In the data below, find every line with the string "Indian" and pull it out.
== == ==
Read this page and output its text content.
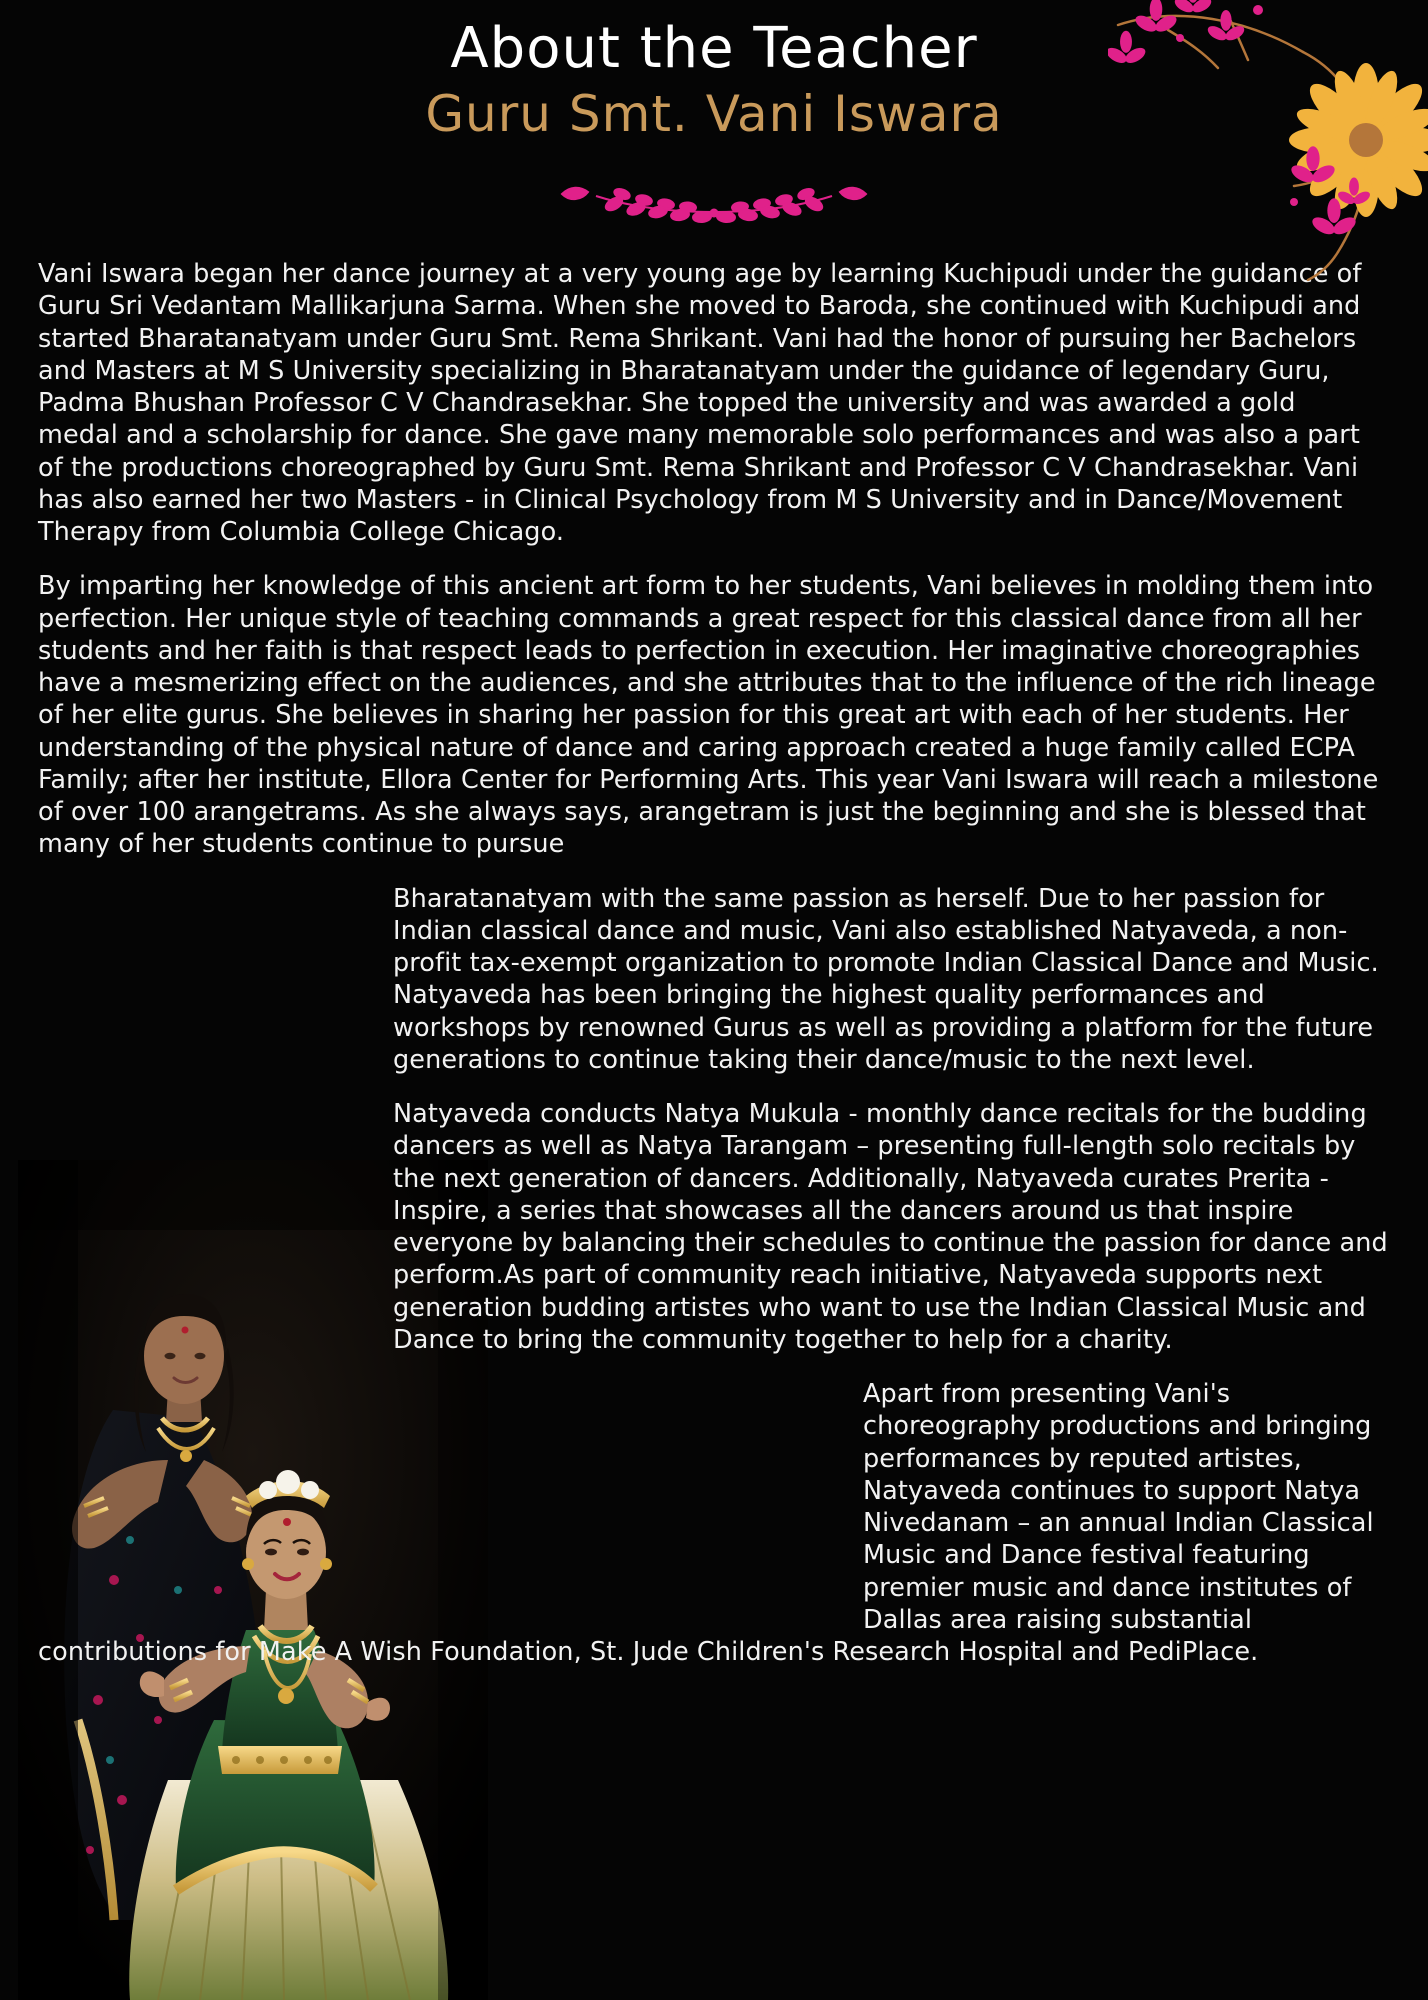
About the Teacher
Guru Smt. Vani Iswara

Vani Iswara began her dance journey at a very young age by learning Kuchipudi under the guidance of Guru Sri Vedantam Mallikarjuna Sarma. When she moved to Baroda, she continued with Kuchipudi and started Bharatanatyam under Guru Smt. Rema Shrikant. Vani had the honor of pursuing her Bachelors and Masters at M S University specializing in Bharatanatyam under the guidance of legendary Guru, Padma Bhushan Professor C V Chandrasekhar. She topped the university and was awarded a gold medal and a scholarship for dance. She gave many memorable solo performances and was also a part of the productions choreographed by Guru Smt. Rema Shrikant and Professor C V Chandrasekhar. Vani has also earned her two Masters - in Clinical Psychology from M S University and in Dance/Movement Therapy from Columbia College Chicago.

By imparting her knowledge of this ancient art form to her students, Vani believes in molding them into perfection. Her unique style of teaching commands a great respect for this classical dance from all her students and her faith is that respect leads to perfection in execution. Her imaginative choreographies have a mesmerizing effect on the audiences, and she attributes that to the influence of the rich lineage of her elite gurus. She believes in sharing her passion for this great art with each of her students. Her understanding of the physical nature of dance and caring approach created a huge family called ECPA Family; after her institute, Ellora Center for Performing Arts. This year Vani Iswara will reach a milestone of over 100 arangetrams. As she always says, arangetram is just the beginning and she is blessed that many of her students continue to pursue

Bharatanatyam with the same passion as herself. Due to her passion for Indian classical dance and music, Vani also established Natyaveda, a non-profit tax-exempt organization to promote Indian Classical Dance and Music. Natyaveda has been bringing the highest quality performances and workshops by renowned Gurus as well as providing a platform for the future generations to continue taking their dance/music to the next level.

Natyaveda conducts Natya Mukula - monthly dance recitals for the budding dancers as well as Natya Tarangam – presenting full-length solo recitals by the next generation of dancers. Additionally, Natyaveda curates Prerita - Inspire, a series that showcases all the dancers around us that inspire everyone by balancing their schedules to continue the passion for dance and perform.As part of community reach initiative, Natyaveda supports next generation budding artistes who want to use the Indian Classical Music and Dance to bring the community together to help for a charity.

Apart from presenting Vani's choreography productions and bringing performances by reputed artistes, Natyaveda continues to support Natya Nivedanam – an annual Indian Classical Music and Dance festival featuring premier music and dance institutes of Dallas area raising substantial contributions for Make A Wish Foundation, St. Jude Children's Research Hospital and PediPlace.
== == ==
* [Exercise response]
Bharatanatyam with the same passion as herself. Due to her passion for Indian classical dance and music, Vani also established Natyaveda, a non-profit tax-exempt organization to promote Indian Classical Dance and Music. Natyaveda has been bringing the highest quality performances and workshops by renowned Gurus as well as providing a platform for the future generations to continue taking their dance/music to the next level.
Natyaveda conducts Natya Mukula - monthly dance recitals for the budding dancers as well as Natya Tarangam – presenting full-length solo recitals by the next generation of dancers. Additionally, Natyaveda curates Prerita - Inspire, a series that showcases all the dancers around us that inspire everyone by balancing their schedules to continue the passion for dance and perform.As part of community reach initiative, Natyaveda supports next generation budding artistes who want to use the Indian Classical Music and Dance to bring the community together to help for a charity.
Apart from presenting Vani's choreography productions and bringing performances by reputed artistes, Natyaveda continues to support Natya Nivedanam – an annual Indian Classical Music and Dance festival featuring premier music and dance institutes of Dallas area raising substantial contributions for Make A Wish Foundation, St. Jude Children's Research Hospital and PediPlace.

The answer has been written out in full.